Stored data =>
## START
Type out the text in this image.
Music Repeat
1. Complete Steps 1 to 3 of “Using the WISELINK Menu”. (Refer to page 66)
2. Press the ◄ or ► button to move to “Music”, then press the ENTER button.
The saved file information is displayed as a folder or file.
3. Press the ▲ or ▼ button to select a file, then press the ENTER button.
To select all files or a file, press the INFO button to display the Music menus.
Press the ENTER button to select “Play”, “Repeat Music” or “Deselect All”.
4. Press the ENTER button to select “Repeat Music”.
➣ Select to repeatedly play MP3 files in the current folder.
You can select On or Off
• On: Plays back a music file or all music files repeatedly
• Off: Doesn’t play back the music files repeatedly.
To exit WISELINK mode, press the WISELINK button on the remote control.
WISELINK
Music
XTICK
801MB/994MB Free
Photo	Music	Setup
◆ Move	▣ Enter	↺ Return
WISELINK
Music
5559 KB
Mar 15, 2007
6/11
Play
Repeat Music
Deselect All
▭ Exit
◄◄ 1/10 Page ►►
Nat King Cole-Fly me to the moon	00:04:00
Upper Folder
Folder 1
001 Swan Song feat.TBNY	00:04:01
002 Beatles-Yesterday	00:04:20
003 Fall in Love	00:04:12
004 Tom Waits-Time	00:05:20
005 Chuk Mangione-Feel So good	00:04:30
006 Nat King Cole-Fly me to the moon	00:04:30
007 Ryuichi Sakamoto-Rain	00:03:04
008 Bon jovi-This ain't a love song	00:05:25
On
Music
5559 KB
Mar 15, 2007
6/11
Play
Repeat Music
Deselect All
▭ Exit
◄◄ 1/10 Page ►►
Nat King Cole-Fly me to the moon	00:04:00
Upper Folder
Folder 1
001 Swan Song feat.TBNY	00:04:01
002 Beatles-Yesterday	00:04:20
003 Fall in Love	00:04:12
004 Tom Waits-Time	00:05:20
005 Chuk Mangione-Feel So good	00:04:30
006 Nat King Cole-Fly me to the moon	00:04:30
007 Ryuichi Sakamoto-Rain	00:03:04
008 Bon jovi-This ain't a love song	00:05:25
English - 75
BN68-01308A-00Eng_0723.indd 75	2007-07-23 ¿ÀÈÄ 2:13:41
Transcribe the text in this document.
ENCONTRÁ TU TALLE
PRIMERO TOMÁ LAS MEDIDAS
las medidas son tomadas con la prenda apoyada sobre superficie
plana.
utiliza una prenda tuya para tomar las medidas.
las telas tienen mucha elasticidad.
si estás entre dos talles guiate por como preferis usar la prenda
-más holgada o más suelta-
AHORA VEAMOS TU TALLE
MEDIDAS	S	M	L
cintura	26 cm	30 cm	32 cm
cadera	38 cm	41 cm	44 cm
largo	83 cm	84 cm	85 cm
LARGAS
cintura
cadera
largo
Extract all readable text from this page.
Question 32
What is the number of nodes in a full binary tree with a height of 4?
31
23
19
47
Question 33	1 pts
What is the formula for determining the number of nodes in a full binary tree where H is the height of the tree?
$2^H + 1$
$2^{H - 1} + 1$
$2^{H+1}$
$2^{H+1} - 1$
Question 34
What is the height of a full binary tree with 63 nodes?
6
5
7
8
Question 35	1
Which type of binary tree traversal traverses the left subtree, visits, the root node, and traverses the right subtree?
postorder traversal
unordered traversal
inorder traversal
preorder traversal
## END
The problem =>
Your task is to output the full set of records exactly as presented.

Written answer =>
Type out the text in this image.
Music Repeat
1. Complete Steps 1 to 3 of “Using the WISELINK Menu”. (Refer to page 66)
2. Press the ◄ or ► button to move to “Music”, then press the ENTER button.
The saved file information is displayed as a folder or file.
3. Press the ▲ or ▼ button to select a file, then press the ENTER button.
To select all files or a file, press the INFO button to display the Music menus.
Press the ENTER button to select “Play”, “Repeat Music” or “Deselect All”.
4. Press the ENTER button to select “Repeat Music”.
➣ Select to repeatedly play MP3 files in the current folder.
You can select On or Off
• On: Plays back a music file or all music files repeatedly
• Off: Doesn’t play back the music files repeatedly.
To exit WISELINK mode, press the WISELINK button on the remote control.
WISELINK
Music
XTICK
801MB/994MB Free
Photo	Music	Setup
◆ Move	▣ Enter	↺ Return
WISELINK
Music
5559 KB
Mar 15, 2007
6/11
Play
Repeat Music
Deselect All
▭ Exit
◄◄ 1/10 Page ►►
Nat King Cole-Fly me to the moon	00:04:00
Upper Folder
Folder 1
001 Swan Song feat.TBNY	00:04:01
002 Beatles-Yesterday	00:04:20
003 Fall in Love	00:04:12
004 Tom Waits-Time	00:05:20
005 Chuk Mangione-Feel So good	00:04:30
006 Nat King Cole-Fly me to the moon	00:04:30
007 Ryuichi Sakamoto-Rain	00:03:04
008 Bon jovi-This ain't a love song	00:05:25
On
Music
5559 KB
Mar 15, 2007
6/11
Play
Repeat Music
Deselect All
▭ Exit
◄◄ 1/10 Page ►►
Nat King Cole-Fly me to the moon	00:04:00
Upper Folder
Folder 1
001 Swan Song feat.TBNY	00:04:01
002 Beatles-Yesterday	00:04:20
003 Fall in Love	00:04:12
004 Tom Waits-Time	00:05:20
005 Chuk Mangione-Feel So good	00:04:30
006 Nat King Cole-Fly me to the moon	00:04:30
007 Ryuichi Sakamoto-Rain	00:03:04
008 Bon jovi-This ain't a love song	00:05:25
English - 75
BN68-01308A-00Eng_0723.indd 75	2007-07-23 ¿ÀÈÄ 2:13:41
Transcribe the text in this document.
ENCONTRÁ TU TALLE
PRIMERO TOMÁ LAS MEDIDAS
las medidas son tomadas con la prenda apoyada sobre superficie
plana.
utiliza una prenda tuya para tomar las medidas.
las telas tienen mucha elasticidad.
si estás entre dos talles guiate por como preferis usar la prenda
-más holgada o más suelta-
AHORA VEAMOS TU TALLE
MEDIDAS	S	M	L
cintura	26 cm	30 cm	32 cm
cadera	38 cm	41 cm	44 cm
largo	83 cm	84 cm	85 cm
LARGAS
cintura
cadera
largo
Extract all readable text from this page.
Question 32
What is the number of nodes in a full binary tree with a height of 4?
31
23
19
47
Question 33	1 pts
What is the formula for determining the number of nodes in a full binary tree where H is the height of the tree?
$2^H + 1$
$2^{H - 1} + 1$
$2^{H+1}$
$2^{H+1} - 1$
Question 34
What is the height of a full binary tree with 63 nodes?
6
5
7
8
Question 35	1
Which type of binary tree traversal traverses the left subtree, visits, the root node, and traverses the right subtree?
postorder traversal
unordered traversal
inorder traversal
preorder traversal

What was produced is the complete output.